DIRECTIVE »
Copy the listing below, swapping each "track-point" for "path-marker" and changing nothing else. Leave the pictures out.

EXTRACTED MATERIAL »
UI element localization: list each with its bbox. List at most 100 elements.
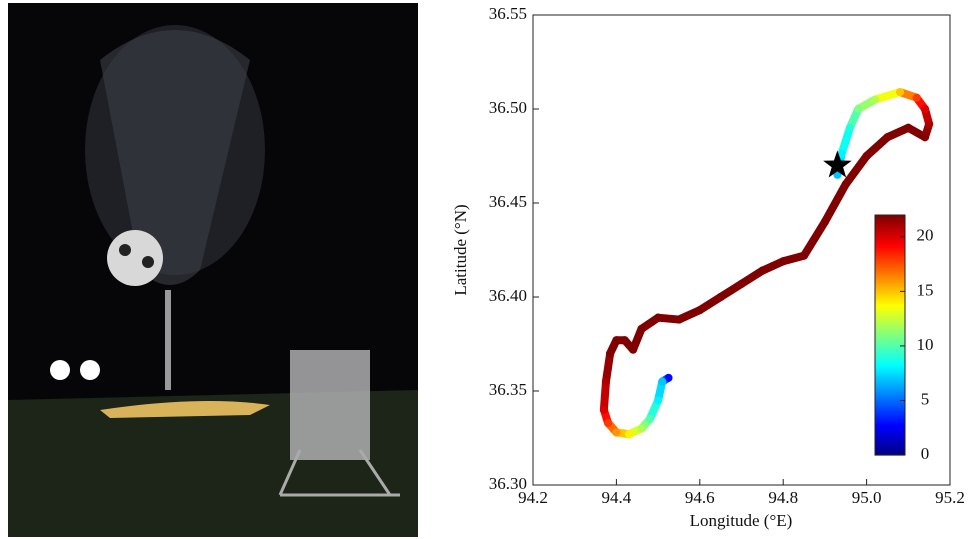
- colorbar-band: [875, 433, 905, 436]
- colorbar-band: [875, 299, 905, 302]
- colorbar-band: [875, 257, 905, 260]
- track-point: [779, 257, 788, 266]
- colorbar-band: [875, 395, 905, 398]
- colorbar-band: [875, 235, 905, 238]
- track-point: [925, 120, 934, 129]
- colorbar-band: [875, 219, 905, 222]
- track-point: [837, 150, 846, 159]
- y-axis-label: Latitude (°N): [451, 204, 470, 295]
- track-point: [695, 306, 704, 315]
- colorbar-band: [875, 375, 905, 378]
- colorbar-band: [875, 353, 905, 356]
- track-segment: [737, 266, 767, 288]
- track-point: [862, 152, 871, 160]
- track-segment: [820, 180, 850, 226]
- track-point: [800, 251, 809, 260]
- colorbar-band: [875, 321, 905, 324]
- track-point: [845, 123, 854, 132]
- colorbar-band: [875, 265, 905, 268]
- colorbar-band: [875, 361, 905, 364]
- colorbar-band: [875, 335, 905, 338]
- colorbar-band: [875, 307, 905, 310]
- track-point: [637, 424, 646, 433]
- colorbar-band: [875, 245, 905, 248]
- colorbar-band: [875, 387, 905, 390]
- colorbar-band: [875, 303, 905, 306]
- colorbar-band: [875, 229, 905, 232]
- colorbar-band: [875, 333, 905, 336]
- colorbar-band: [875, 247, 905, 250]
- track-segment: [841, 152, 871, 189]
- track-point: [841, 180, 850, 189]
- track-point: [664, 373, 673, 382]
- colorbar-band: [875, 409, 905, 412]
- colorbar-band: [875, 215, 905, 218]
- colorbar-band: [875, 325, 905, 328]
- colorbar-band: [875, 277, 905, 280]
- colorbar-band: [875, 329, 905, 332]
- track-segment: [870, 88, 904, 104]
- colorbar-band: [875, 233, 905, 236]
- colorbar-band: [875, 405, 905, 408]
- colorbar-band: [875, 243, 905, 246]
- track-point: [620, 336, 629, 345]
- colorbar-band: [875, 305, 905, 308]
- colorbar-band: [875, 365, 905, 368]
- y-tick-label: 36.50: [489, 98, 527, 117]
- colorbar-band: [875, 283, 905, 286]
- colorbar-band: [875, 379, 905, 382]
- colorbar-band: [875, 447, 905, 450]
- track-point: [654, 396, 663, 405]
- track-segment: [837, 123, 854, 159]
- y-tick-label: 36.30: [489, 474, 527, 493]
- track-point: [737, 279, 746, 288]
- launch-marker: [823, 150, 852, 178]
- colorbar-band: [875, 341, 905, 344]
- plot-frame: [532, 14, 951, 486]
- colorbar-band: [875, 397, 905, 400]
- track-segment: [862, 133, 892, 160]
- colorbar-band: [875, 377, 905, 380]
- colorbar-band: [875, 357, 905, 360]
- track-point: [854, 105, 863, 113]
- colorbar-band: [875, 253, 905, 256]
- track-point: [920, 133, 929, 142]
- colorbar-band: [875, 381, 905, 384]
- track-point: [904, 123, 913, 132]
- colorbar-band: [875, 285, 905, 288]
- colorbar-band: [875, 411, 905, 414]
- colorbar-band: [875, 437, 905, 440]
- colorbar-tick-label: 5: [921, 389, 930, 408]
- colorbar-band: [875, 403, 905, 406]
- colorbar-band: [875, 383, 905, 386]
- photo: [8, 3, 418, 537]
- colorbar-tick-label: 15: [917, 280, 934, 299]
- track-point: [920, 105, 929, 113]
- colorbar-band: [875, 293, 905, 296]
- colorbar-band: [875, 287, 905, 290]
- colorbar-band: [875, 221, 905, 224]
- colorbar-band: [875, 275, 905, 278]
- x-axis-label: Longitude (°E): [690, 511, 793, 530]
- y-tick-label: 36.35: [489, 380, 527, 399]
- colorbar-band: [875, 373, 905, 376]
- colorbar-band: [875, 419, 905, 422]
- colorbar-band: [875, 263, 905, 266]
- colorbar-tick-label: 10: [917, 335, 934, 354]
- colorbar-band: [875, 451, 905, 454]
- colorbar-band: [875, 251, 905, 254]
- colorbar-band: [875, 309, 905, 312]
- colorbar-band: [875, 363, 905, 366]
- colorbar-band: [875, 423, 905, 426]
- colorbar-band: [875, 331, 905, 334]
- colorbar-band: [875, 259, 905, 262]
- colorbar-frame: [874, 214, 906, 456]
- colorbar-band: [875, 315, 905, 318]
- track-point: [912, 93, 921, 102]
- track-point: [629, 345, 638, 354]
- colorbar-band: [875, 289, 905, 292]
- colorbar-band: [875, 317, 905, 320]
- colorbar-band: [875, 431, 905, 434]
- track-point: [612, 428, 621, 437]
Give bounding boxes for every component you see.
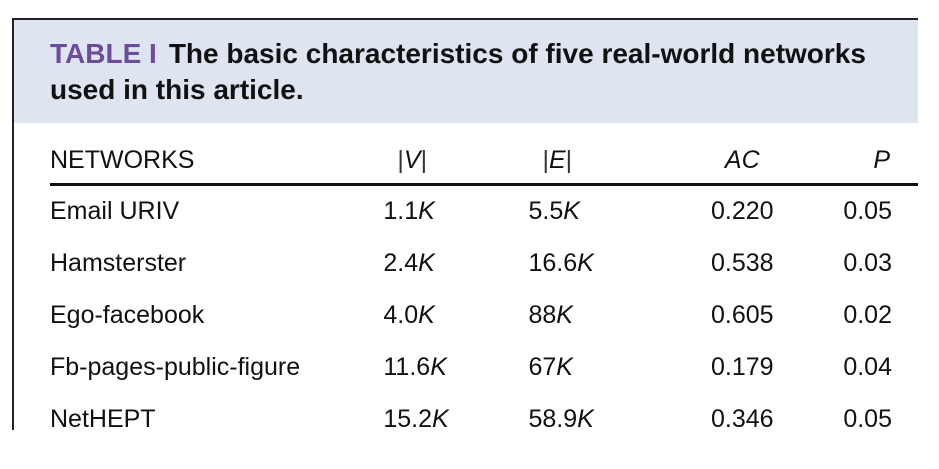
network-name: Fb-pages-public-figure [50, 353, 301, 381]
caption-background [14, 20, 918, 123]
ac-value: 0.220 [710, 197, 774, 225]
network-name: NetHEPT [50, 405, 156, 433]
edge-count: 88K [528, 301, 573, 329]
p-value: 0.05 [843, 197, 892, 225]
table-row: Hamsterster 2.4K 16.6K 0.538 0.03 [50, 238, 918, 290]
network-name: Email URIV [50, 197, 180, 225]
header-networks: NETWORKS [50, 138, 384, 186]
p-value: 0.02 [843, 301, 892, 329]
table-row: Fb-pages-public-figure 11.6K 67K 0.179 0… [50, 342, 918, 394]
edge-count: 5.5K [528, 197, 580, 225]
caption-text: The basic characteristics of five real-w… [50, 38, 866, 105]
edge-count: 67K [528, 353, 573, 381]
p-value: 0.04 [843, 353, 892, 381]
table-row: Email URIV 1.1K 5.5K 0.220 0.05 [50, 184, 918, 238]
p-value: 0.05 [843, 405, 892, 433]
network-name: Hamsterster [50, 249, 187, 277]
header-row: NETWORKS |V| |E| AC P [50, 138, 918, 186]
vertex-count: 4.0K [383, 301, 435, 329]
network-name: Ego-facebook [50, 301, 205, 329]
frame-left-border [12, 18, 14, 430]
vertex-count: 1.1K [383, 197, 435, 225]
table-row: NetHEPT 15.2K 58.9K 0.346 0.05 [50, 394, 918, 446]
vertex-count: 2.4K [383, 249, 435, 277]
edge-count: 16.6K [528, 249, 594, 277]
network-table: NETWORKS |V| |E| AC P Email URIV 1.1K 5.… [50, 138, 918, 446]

WRITTEN ANSWER »
UI element localization: list each with its bbox. List at most 100 elements.
- colorbar-band: [875, 433, 905, 436]
- colorbar-band: [875, 299, 905, 302]
- colorbar-band: [875, 257, 905, 260]
- path-marker: [779, 257, 788, 266]
- colorbar-band: [875, 395, 905, 398]
- colorbar-band: [875, 235, 905, 238]
- path-marker: [925, 120, 934, 129]
- colorbar-band: [875, 219, 905, 222]
- path-marker: [837, 150, 846, 159]
- y-axis-label: Latitude (°N): [451, 204, 470, 295]
- path-marker: [695, 306, 704, 315]
- colorbar-band: [875, 375, 905, 378]
- colorbar-band: [875, 353, 905, 356]
- track-segment: [737, 266, 767, 288]
- path-marker: [862, 152, 871, 160]
- track-segment: [820, 180, 850, 226]
- path-marker: [800, 251, 809, 260]
- colorbar-band: [875, 321, 905, 324]
- path-marker: [845, 123, 854, 132]
- colorbar-band: [875, 265, 905, 268]
- colorbar-band: [875, 361, 905, 364]
- colorbar-band: [875, 335, 905, 338]
- colorbar-band: [875, 307, 905, 310]
- path-marker: [637, 424, 646, 433]
- colorbar-band: [875, 245, 905, 248]
- colorbar-band: [875, 387, 905, 390]
- colorbar-band: [875, 303, 905, 306]
- colorbar-band: [875, 229, 905, 232]
- colorbar-band: [875, 333, 905, 336]
- colorbar-band: [875, 247, 905, 250]
- track-segment: [841, 152, 871, 189]
- path-marker: [841, 180, 850, 189]
- path-marker: [664, 373, 673, 382]
- colorbar-band: [875, 409, 905, 412]
- colorbar-band: [875, 215, 905, 218]
- colorbar-band: [875, 325, 905, 328]
- colorbar-band: [875, 277, 905, 280]
- colorbar-band: [875, 329, 905, 332]
- track-segment: [870, 88, 904, 104]
- colorbar-band: [875, 233, 905, 236]
- colorbar-band: [875, 405, 905, 408]
- colorbar-band: [875, 243, 905, 246]
- path-marker: [620, 336, 629, 345]
- colorbar-band: [875, 305, 905, 308]
- colorbar-band: [875, 365, 905, 368]
- y-tick-label: 36.50: [489, 98, 527, 117]
- colorbar-band: [875, 283, 905, 286]
- colorbar-band: [875, 379, 905, 382]
- colorbar-band: [875, 447, 905, 450]
- path-marker: [654, 396, 663, 405]
- track-segment: [837, 123, 854, 159]
- y-tick-label: 36.30: [489, 474, 527, 493]
- path-marker: [737, 279, 746, 288]
- launch-marker: [823, 150, 852, 178]
- colorbar-band: [875, 341, 905, 344]
- plot-frame: [532, 14, 951, 486]
- colorbar-band: [875, 397, 905, 400]
- track-segment: [862, 133, 892, 160]
- colorbar-band: [875, 377, 905, 380]
- colorbar-band: [875, 357, 905, 360]
- path-marker: [854, 105, 863, 113]
- colorbar-band: [875, 253, 905, 256]
- path-marker: [920, 133, 929, 142]
- colorbar-band: [875, 381, 905, 384]
- path-marker: [904, 123, 913, 132]
- colorbar-band: [875, 285, 905, 288]
- colorbar-band: [875, 411, 905, 414]
- colorbar-band: [875, 437, 905, 440]
- colorbar-tick-label: 5: [921, 389, 930, 408]
- colorbar-band: [875, 403, 905, 406]
- colorbar-band: [875, 383, 905, 386]
- photo: [8, 3, 418, 537]
- colorbar-tick-label: 15: [917, 280, 934, 299]
- path-marker: [920, 105, 929, 113]
- colorbar-band: [875, 293, 905, 296]
- colorbar-band: [875, 287, 905, 290]
- colorbar-band: [875, 221, 905, 224]
- colorbar-band: [875, 275, 905, 278]
- x-axis-label: Longitude (°E): [690, 511, 793, 530]
- y-tick-label: 36.35: [489, 380, 527, 399]
- colorbar-band: [875, 373, 905, 376]
- colorbar-band: [875, 419, 905, 422]
- colorbar-band: [875, 263, 905, 266]
- colorbar-tick-label: 10: [917, 335, 934, 354]
- colorbar-band: [875, 451, 905, 454]
- colorbar-band: [875, 251, 905, 254]
- colorbar-band: [875, 309, 905, 312]
- colorbar-band: [875, 363, 905, 366]
- colorbar-band: [875, 423, 905, 426]
- colorbar-band: [875, 331, 905, 334]
- colorbar-band: [875, 259, 905, 262]
- colorbar-frame: [874, 214, 906, 456]
- colorbar-band: [875, 315, 905, 318]
- path-marker: [912, 93, 921, 102]
- path-marker: [629, 345, 638, 354]
- colorbar-band: [875, 289, 905, 292]
- colorbar-band: [875, 317, 905, 320]
- colorbar-band: [875, 431, 905, 434]
- path-marker: [612, 428, 621, 437]
Give bounding boxes for every component you see.
network-name: Fb-pages-public-figure [50, 353, 301, 381]
caption-background [14, 20, 918, 123]
ac-value: 0.220 [710, 197, 774, 225]
network-name: NetHEPT [50, 405, 156, 433]
edge-count: 88K [528, 301, 573, 329]
p-value: 0.05 [843, 197, 892, 225]
table-row: Hamsterster 2.4K 16.6K 0.538 0.03 [50, 238, 918, 290]
network-name: Email URIV [50, 197, 180, 225]
header-networks: NETWORKS [50, 138, 384, 186]
p-value: 0.02 [843, 301, 892, 329]
table-row: Fb-pages-public-figure 11.6K 67K 0.179 0… [50, 342, 918, 394]
edge-count: 5.5K [528, 197, 580, 225]
caption-text: The basic characteristics of five real-w… [50, 38, 866, 105]
edge-count: 67K [528, 353, 573, 381]
p-value: 0.04 [843, 353, 892, 381]
table-row: Email URIV 1.1K 5.5K 0.220 0.05 [50, 184, 918, 238]
p-value: 0.05 [843, 405, 892, 433]
network-name: Hamsterster [50, 249, 187, 277]
header-row: NETWORKS |V| |E| AC P [50, 138, 918, 186]
vertex-count: 4.0K [383, 301, 435, 329]
network-name: Ego-facebook [50, 301, 205, 329]
frame-left-border [12, 18, 14, 430]
vertex-count: 1.1K [383, 197, 435, 225]
table-row: NetHEPT 15.2K 58.9K 0.346 0.05 [50, 394, 918, 446]
vertex-count: 2.4K [383, 249, 435, 277]
edge-count: 16.6K [528, 249, 594, 277]
network-table: NETWORKS |V| |E| AC P Email URIV 1.1K 5.… [50, 138, 918, 446]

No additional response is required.